◆ Given data
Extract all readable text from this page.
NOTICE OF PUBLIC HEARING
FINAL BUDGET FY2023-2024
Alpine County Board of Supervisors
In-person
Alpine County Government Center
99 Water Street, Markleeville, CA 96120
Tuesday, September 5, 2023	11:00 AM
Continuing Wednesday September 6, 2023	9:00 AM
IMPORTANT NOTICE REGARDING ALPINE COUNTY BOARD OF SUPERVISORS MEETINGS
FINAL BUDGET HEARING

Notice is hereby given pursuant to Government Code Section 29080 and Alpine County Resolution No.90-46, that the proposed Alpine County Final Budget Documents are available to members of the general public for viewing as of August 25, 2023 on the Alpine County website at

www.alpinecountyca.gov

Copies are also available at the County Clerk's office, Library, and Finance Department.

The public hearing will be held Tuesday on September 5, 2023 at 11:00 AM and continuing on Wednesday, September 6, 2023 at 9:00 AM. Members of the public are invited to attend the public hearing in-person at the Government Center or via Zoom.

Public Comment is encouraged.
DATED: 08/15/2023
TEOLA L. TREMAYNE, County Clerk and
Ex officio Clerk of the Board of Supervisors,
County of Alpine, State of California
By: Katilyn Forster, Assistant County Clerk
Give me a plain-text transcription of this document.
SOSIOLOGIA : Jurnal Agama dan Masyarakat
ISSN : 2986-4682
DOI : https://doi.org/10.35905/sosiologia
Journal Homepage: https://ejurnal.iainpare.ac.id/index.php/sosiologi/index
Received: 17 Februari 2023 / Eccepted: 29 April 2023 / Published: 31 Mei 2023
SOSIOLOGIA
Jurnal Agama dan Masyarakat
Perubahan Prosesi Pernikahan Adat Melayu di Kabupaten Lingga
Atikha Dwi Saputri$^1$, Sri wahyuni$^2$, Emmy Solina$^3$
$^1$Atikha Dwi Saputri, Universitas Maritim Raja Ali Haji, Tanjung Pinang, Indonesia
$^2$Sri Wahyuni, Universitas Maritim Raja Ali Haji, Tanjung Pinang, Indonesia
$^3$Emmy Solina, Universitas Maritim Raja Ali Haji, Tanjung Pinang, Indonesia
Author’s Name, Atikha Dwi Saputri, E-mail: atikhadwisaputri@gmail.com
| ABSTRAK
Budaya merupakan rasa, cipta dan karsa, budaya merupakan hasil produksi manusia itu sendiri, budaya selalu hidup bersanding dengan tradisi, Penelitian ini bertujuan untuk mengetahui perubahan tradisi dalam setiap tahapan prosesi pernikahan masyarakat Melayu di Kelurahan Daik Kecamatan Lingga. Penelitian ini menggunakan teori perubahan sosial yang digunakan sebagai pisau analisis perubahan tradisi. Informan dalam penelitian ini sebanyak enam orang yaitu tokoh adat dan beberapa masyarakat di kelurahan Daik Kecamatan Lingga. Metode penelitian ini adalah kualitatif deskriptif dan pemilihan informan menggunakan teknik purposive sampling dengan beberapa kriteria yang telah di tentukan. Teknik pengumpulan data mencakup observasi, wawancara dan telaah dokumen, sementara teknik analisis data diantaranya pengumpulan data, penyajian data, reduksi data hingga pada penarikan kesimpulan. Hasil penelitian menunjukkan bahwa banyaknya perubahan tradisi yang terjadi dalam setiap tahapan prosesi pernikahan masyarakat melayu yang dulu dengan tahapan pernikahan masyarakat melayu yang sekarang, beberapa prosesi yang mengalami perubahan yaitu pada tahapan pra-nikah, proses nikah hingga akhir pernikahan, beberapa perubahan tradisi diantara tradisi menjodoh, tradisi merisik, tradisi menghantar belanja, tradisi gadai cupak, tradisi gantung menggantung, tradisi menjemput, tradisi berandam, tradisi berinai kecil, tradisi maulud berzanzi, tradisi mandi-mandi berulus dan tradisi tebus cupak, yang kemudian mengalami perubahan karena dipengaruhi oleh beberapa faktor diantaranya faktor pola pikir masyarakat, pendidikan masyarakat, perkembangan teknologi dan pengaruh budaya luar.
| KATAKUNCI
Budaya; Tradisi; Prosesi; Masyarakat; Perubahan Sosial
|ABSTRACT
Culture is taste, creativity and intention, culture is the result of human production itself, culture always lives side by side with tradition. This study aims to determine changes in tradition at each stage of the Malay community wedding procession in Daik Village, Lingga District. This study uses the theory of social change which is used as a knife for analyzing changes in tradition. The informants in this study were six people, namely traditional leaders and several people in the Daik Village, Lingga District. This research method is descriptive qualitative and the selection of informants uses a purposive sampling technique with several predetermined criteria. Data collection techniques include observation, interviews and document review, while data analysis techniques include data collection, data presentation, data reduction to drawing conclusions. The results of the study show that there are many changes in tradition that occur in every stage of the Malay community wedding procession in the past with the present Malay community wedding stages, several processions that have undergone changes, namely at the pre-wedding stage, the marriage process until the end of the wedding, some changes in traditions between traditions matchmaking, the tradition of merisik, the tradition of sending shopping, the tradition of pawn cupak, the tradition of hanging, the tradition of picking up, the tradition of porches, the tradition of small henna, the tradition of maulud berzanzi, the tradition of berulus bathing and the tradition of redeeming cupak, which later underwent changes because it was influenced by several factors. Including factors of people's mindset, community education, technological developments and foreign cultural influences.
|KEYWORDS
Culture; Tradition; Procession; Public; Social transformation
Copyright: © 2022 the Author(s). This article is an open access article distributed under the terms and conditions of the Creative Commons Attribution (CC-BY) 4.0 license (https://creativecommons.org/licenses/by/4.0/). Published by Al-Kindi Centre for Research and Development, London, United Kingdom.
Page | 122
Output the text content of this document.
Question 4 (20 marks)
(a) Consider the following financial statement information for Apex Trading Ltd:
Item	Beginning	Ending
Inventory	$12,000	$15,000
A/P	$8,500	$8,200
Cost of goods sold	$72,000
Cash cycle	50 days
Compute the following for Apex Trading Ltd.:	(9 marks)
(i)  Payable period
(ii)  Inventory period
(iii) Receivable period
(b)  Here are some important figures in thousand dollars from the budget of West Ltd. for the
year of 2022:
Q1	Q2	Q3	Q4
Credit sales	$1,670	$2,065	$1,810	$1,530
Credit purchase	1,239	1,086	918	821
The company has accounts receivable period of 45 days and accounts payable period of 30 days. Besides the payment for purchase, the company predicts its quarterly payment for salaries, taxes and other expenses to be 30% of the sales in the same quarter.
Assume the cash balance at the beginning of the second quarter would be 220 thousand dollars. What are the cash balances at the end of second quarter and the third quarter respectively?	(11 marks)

◆ Task details
Print all the data exactly.

◆ Response to this task
Extract all readable text from this page.
NOTICE OF PUBLIC HEARING
FINAL BUDGET FY2023-2024
Alpine County Board of Supervisors
In-person
Alpine County Government Center
99 Water Street, Markleeville, CA 96120
Tuesday, September 5, 2023	11:00 AM
Continuing Wednesday September 6, 2023	9:00 AM
IMPORTANT NOTICE REGARDING ALPINE COUNTY BOARD OF SUPERVISORS MEETINGS
FINAL BUDGET HEARING

Notice is hereby given pursuant to Government Code Section 29080 and Alpine County Resolution No.90-46, that the proposed Alpine County Final Budget Documents are available to members of the general public for viewing as of August 25, 2023 on the Alpine County website at

www.alpinecountyca.gov

Copies are also available at the County Clerk's office, Library, and Finance Department.

The public hearing will be held Tuesday on September 5, 2023 at 11:00 AM and continuing on Wednesday, September 6, 2023 at 9:00 AM. Members of the public are invited to attend the public hearing in-person at the Government Center or via Zoom.

Public Comment is encouraged.
DATED: 08/15/2023
TEOLA L. TREMAYNE, County Clerk and
Ex officio Clerk of the Board of Supervisors,
County of Alpine, State of California
By: Katilyn Forster, Assistant County Clerk
Give me a plain-text transcription of this document.
SOSIOLOGIA : Jurnal Agama dan Masyarakat
ISSN : 2986-4682
DOI : https://doi.org/10.35905/sosiologia
Journal Homepage: https://ejurnal.iainpare.ac.id/index.php/sosiologi/index
Received: 17 Februari 2023 / Eccepted: 29 April 2023 / Published: 31 Mei 2023
SOSIOLOGIA
Jurnal Agama dan Masyarakat
Perubahan Prosesi Pernikahan Adat Melayu di Kabupaten Lingga
Atikha Dwi Saputri$^1$, Sri wahyuni$^2$, Emmy Solina$^3$
$^1$Atikha Dwi Saputri, Universitas Maritim Raja Ali Haji, Tanjung Pinang, Indonesia
$^2$Sri Wahyuni, Universitas Maritim Raja Ali Haji, Tanjung Pinang, Indonesia
$^3$Emmy Solina, Universitas Maritim Raja Ali Haji, Tanjung Pinang, Indonesia
Author’s Name, Atikha Dwi Saputri, E-mail: atikhadwisaputri@gmail.com
| ABSTRAK
Budaya merupakan rasa, cipta dan karsa, budaya merupakan hasil produksi manusia itu sendiri, budaya selalu hidup bersanding dengan tradisi, Penelitian ini bertujuan untuk mengetahui perubahan tradisi dalam setiap tahapan prosesi pernikahan masyarakat Melayu di Kelurahan Daik Kecamatan Lingga. Penelitian ini menggunakan teori perubahan sosial yang digunakan sebagai pisau analisis perubahan tradisi. Informan dalam penelitian ini sebanyak enam orang yaitu tokoh adat dan beberapa masyarakat di kelurahan Daik Kecamatan Lingga. Metode penelitian ini adalah kualitatif deskriptif dan pemilihan informan menggunakan teknik purposive sampling dengan beberapa kriteria yang telah di tentukan. Teknik pengumpulan data mencakup observasi, wawancara dan telaah dokumen, sementara teknik analisis data diantaranya pengumpulan data, penyajian data, reduksi data hingga pada penarikan kesimpulan. Hasil penelitian menunjukkan bahwa banyaknya perubahan tradisi yang terjadi dalam setiap tahapan prosesi pernikahan masyarakat melayu yang dulu dengan tahapan pernikahan masyarakat melayu yang sekarang, beberapa prosesi yang mengalami perubahan yaitu pada tahapan pra-nikah, proses nikah hingga akhir pernikahan, beberapa perubahan tradisi diantara tradisi menjodoh, tradisi merisik, tradisi menghantar belanja, tradisi gadai cupak, tradisi gantung menggantung, tradisi menjemput, tradisi berandam, tradisi berinai kecil, tradisi maulud berzanzi, tradisi mandi-mandi berulus dan tradisi tebus cupak, yang kemudian mengalami perubahan karena dipengaruhi oleh beberapa faktor diantaranya faktor pola pikir masyarakat, pendidikan masyarakat, perkembangan teknologi dan pengaruh budaya luar.
| KATAKUNCI
Budaya; Tradisi; Prosesi; Masyarakat; Perubahan Sosial
|ABSTRACT
Culture is taste, creativity and intention, culture is the result of human production itself, culture always lives side by side with tradition. This study aims to determine changes in tradition at each stage of the Malay community wedding procession in Daik Village, Lingga District. This study uses the theory of social change which is used as a knife for analyzing changes in tradition. The informants in this study were six people, namely traditional leaders and several people in the Daik Village, Lingga District. This research method is descriptive qualitative and the selection of informants uses a purposive sampling technique with several predetermined criteria. Data collection techniques include observation, interviews and document review, while data analysis techniques include data collection, data presentation, data reduction to drawing conclusions. The results of the study show that there are many changes in tradition that occur in every stage of the Malay community wedding procession in the past with the present Malay community wedding stages, several processions that have undergone changes, namely at the pre-wedding stage, the marriage process until the end of the wedding, some changes in traditions between traditions matchmaking, the tradition of merisik, the tradition of sending shopping, the tradition of pawn cupak, the tradition of hanging, the tradition of picking up, the tradition of porches, the tradition of small henna, the tradition of maulud berzanzi, the tradition of berulus bathing and the tradition of redeeming cupak, which later underwent changes because it was influenced by several factors. Including factors of people's mindset, community education, technological developments and foreign cultural influences.
|KEYWORDS
Culture; Tradition; Procession; Public; Social transformation
Copyright: © 2022 the Author(s). This article is an open access article distributed under the terms and conditions of the Creative Commons Attribution (CC-BY) 4.0 license (https://creativecommons.org/licenses/by/4.0/). Published by Al-Kindi Centre for Research and Development, London, United Kingdom.
Page | 122
Output the text content of this document.
Question 4 (20 marks)
(a) Consider the following financial statement information for Apex Trading Ltd:
Item	Beginning	Ending
Inventory	$12,000	$15,000
A/P	$8,500	$8,200
Cost of goods sold	$72,000
Cash cycle	50 days
Compute the following for Apex Trading Ltd.:	(9 marks)
(i)  Payable period
(ii)  Inventory period
(iii) Receivable period
(b)  Here are some important figures in thousand dollars from the budget of West Ltd. for the
year of 2022:
Q1	Q2	Q3	Q4
Credit sales	$1,670	$2,065	$1,810	$1,530
Credit purchase	1,239	1,086	918	821
The company has accounts receivable period of 45 days and accounts payable period of 30 days. Besides the payment for purchase, the company predicts its quarterly payment for salaries, taxes and other expenses to be 30% of the sales in the same quarter.
Assume the cash balance at the beginning of the second quarter would be 220 thousand dollars. What are the cash balances at the end of second quarter and the third quarter respectively?	(11 marks)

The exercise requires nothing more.